Given problem.
Transcribe the entries that follow exactly as they appear, minus pictures.

Data entries for graphics:
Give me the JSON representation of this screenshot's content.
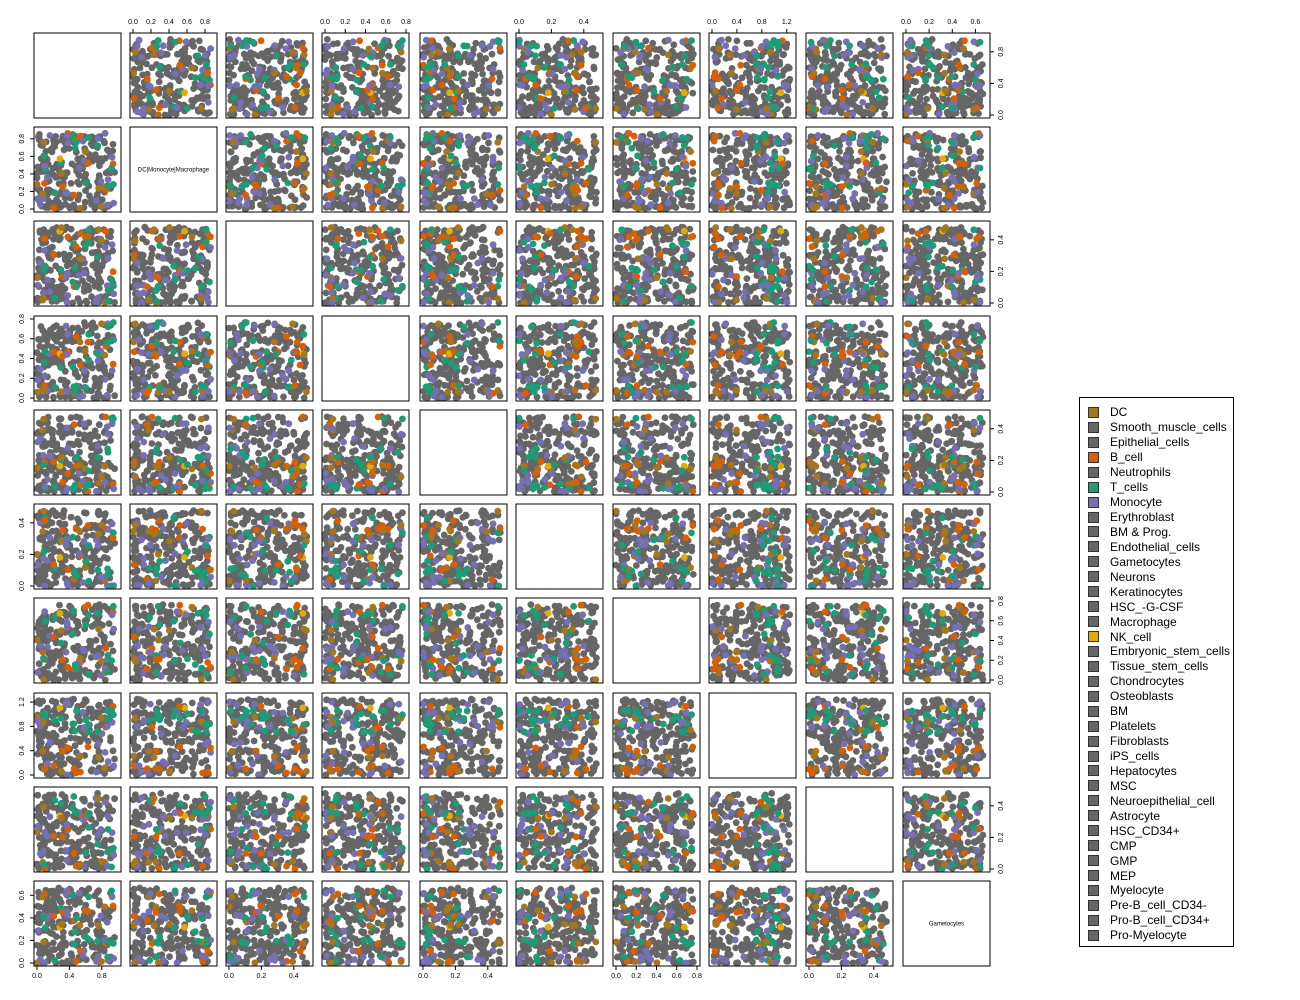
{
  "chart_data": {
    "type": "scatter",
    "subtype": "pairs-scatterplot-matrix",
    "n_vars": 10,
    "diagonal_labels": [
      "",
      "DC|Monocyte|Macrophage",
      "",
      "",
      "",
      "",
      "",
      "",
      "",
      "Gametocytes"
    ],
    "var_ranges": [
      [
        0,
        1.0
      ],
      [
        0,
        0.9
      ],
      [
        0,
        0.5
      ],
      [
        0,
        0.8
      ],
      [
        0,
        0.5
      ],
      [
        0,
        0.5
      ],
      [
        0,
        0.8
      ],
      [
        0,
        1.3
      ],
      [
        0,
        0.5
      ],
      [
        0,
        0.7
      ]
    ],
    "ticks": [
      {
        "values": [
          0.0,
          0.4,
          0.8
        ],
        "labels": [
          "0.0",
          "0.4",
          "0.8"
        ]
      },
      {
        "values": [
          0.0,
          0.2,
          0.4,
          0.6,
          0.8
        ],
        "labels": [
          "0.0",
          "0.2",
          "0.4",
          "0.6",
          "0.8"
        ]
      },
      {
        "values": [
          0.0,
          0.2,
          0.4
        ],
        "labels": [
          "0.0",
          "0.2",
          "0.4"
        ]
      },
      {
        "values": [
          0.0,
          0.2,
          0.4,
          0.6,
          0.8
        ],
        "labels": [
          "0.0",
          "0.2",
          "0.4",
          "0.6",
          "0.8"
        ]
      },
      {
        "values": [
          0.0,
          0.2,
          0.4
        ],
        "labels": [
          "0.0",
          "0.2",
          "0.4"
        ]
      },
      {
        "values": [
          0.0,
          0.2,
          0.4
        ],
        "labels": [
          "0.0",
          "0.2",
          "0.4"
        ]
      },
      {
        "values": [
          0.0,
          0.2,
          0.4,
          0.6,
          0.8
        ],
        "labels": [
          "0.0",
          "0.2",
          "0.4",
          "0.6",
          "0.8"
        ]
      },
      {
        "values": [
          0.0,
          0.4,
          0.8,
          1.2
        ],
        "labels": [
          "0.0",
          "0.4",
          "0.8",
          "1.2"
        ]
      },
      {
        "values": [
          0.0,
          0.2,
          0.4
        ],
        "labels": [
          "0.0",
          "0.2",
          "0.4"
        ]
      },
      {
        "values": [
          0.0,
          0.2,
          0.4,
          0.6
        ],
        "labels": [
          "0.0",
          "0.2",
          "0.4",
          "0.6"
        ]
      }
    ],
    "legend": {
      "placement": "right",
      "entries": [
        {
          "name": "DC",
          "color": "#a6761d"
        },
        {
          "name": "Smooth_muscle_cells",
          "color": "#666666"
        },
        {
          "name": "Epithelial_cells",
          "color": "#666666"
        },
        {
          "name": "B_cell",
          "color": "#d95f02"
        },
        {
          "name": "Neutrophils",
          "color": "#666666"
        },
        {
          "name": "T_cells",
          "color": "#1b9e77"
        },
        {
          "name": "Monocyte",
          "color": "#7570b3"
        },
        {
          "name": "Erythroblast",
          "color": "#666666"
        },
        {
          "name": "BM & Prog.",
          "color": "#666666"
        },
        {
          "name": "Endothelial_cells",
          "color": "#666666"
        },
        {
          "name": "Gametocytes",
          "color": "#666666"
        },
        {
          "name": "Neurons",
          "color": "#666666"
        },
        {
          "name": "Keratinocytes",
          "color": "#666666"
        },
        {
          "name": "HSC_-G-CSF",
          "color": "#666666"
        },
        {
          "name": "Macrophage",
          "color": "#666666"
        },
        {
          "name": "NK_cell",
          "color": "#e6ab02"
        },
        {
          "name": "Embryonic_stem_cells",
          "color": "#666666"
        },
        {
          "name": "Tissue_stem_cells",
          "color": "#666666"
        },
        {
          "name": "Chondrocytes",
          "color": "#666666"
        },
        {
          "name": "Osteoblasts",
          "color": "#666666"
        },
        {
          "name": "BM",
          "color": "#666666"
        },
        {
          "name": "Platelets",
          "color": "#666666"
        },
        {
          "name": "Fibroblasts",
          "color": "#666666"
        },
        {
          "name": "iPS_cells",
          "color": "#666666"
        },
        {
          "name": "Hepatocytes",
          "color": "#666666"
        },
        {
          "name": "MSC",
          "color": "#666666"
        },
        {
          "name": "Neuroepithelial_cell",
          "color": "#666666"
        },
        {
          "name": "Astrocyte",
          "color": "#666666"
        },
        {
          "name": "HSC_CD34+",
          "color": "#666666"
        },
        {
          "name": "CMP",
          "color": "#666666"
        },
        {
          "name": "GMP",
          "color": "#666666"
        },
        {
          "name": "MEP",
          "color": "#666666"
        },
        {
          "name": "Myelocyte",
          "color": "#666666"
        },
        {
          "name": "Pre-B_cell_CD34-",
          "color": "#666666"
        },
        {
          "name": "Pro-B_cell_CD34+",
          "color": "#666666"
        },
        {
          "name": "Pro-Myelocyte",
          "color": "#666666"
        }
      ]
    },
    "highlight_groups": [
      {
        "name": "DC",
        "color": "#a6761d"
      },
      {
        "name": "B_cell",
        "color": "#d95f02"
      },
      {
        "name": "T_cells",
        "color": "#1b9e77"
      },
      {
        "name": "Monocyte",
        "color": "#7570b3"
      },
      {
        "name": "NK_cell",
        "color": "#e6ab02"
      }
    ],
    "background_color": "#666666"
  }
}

Answer for this exercise.
Give me the JSON representation of this screenshot's content.
{
  "chart_data": {
    "type": "scatter",
    "subtype": "pairs-scatterplot-matrix",
    "n_vars": 10,
    "diagonal_labels": [
      "",
      "DC|Monocyte|Macrophage",
      "",
      "",
      "",
      "",
      "",
      "",
      "",
      "Gametocytes"
    ],
    "var_ranges": [
      [
        0,
        1.0
      ],
      [
        0,
        0.9
      ],
      [
        0,
        0.5
      ],
      [
        0,
        0.8
      ],
      [
        0,
        0.5
      ],
      [
        0,
        0.5
      ],
      [
        0,
        0.8
      ],
      [
        0,
        1.3
      ],
      [
        0,
        0.5
      ],
      [
        0,
        0.7
      ]
    ],
    "ticks": [
      {
        "values": [
          0.0,
          0.4,
          0.8
        ],
        "labels": [
          "0.0",
          "0.4",
          "0.8"
        ]
      },
      {
        "values": [
          0.0,
          0.2,
          0.4,
          0.6,
          0.8
        ],
        "labels": [
          "0.0",
          "0.2",
          "0.4",
          "0.6",
          "0.8"
        ]
      },
      {
        "values": [
          0.0,
          0.2,
          0.4
        ],
        "labels": [
          "0.0",
          "0.2",
          "0.4"
        ]
      },
      {
        "values": [
          0.0,
          0.2,
          0.4,
          0.6,
          0.8
        ],
        "labels": [
          "0.0",
          "0.2",
          "0.4",
          "0.6",
          "0.8"
        ]
      },
      {
        "values": [
          0.0,
          0.2,
          0.4
        ],
        "labels": [
          "0.0",
          "0.2",
          "0.4"
        ]
      },
      {
        "values": [
          0.0,
          0.2,
          0.4
        ],
        "labels": [
          "0.0",
          "0.2",
          "0.4"
        ]
      },
      {
        "values": [
          0.0,
          0.2,
          0.4,
          0.6,
          0.8
        ],
        "labels": [
          "0.0",
          "0.2",
          "0.4",
          "0.6",
          "0.8"
        ]
      },
      {
        "values": [
          0.0,
          0.4,
          0.8,
          1.2
        ],
        "labels": [
          "0.0",
          "0.4",
          "0.8",
          "1.2"
        ]
      },
      {
        "values": [
          0.0,
          0.2,
          0.4
        ],
        "labels": [
          "0.0",
          "0.2",
          "0.4"
        ]
      },
      {
        "values": [
          0.0,
          0.2,
          0.4,
          0.6
        ],
        "labels": [
          "0.0",
          "0.2",
          "0.4",
          "0.6"
        ]
      }
    ],
    "legend": {
      "placement": "right",
      "entries": [
        {
          "name": "DC",
          "color": "#a6761d"
        },
        {
          "name": "Smooth_muscle_cells",
          "color": "#666666"
        },
        {
          "name": "Epithelial_cells",
          "color": "#666666"
        },
        {
          "name": "B_cell",
          "color": "#d95f02"
        },
        {
          "name": "Neutrophils",
          "color": "#666666"
        },
        {
          "name": "T_cells",
          "color": "#1b9e77"
        },
        {
          "name": "Monocyte",
          "color": "#7570b3"
        },
        {
          "name": "Erythroblast",
          "color": "#666666"
        },
        {
          "name": "BM & Prog.",
          "color": "#666666"
        },
        {
          "name": "Endothelial_cells",
          "color": "#666666"
        },
        {
          "name": "Gametocytes",
          "color": "#666666"
        },
        {
          "name": "Neurons",
          "color": "#666666"
        },
        {
          "name": "Keratinocytes",
          "color": "#666666"
        },
        {
          "name": "HSC_-G-CSF",
          "color": "#666666"
        },
        {
          "name": "Macrophage",
          "color": "#666666"
        },
        {
          "name": "NK_cell",
          "color": "#e6ab02"
        },
        {
          "name": "Embryonic_stem_cells",
          "color": "#666666"
        },
        {
          "name": "Tissue_stem_cells",
          "color": "#666666"
        },
        {
          "name": "Chondrocytes",
          "color": "#666666"
        },
        {
          "name": "Osteoblasts",
          "color": "#666666"
        },
        {
          "name": "BM",
          "color": "#666666"
        },
        {
          "name": "Platelets",
          "color": "#666666"
        },
        {
          "name": "Fibroblasts",
          "color": "#666666"
        },
        {
          "name": "iPS_cells",
          "color": "#666666"
        },
        {
          "name": "Hepatocytes",
          "color": "#666666"
        },
        {
          "name": "MSC",
          "color": "#666666"
        },
        {
          "name": "Neuroepithelial_cell",
          "color": "#666666"
        },
        {
          "name": "Astrocyte",
          "color": "#666666"
        },
        {
          "name": "HSC_CD34+",
          "color": "#666666"
        },
        {
          "name": "CMP",
          "color": "#666666"
        },
        {
          "name": "GMP",
          "color": "#666666"
        },
        {
          "name": "MEP",
          "color": "#666666"
        },
        {
          "name": "Myelocyte",
          "color": "#666666"
        },
        {
          "name": "Pre-B_cell_CD34-",
          "color": "#666666"
        },
        {
          "name": "Pro-B_cell_CD34+",
          "color": "#666666"
        },
        {
          "name": "Pro-Myelocyte",
          "color": "#666666"
        }
      ]
    },
    "highlight_groups": [
      {
        "name": "DC",
        "color": "#a6761d"
      },
      {
        "name": "B_cell",
        "color": "#d95f02"
      },
      {
        "name": "T_cells",
        "color": "#1b9e77"
      },
      {
        "name": "Monocyte",
        "color": "#7570b3"
      },
      {
        "name": "NK_cell",
        "color": "#e6ab02"
      }
    ],
    "background_color": "#666666"
  }
}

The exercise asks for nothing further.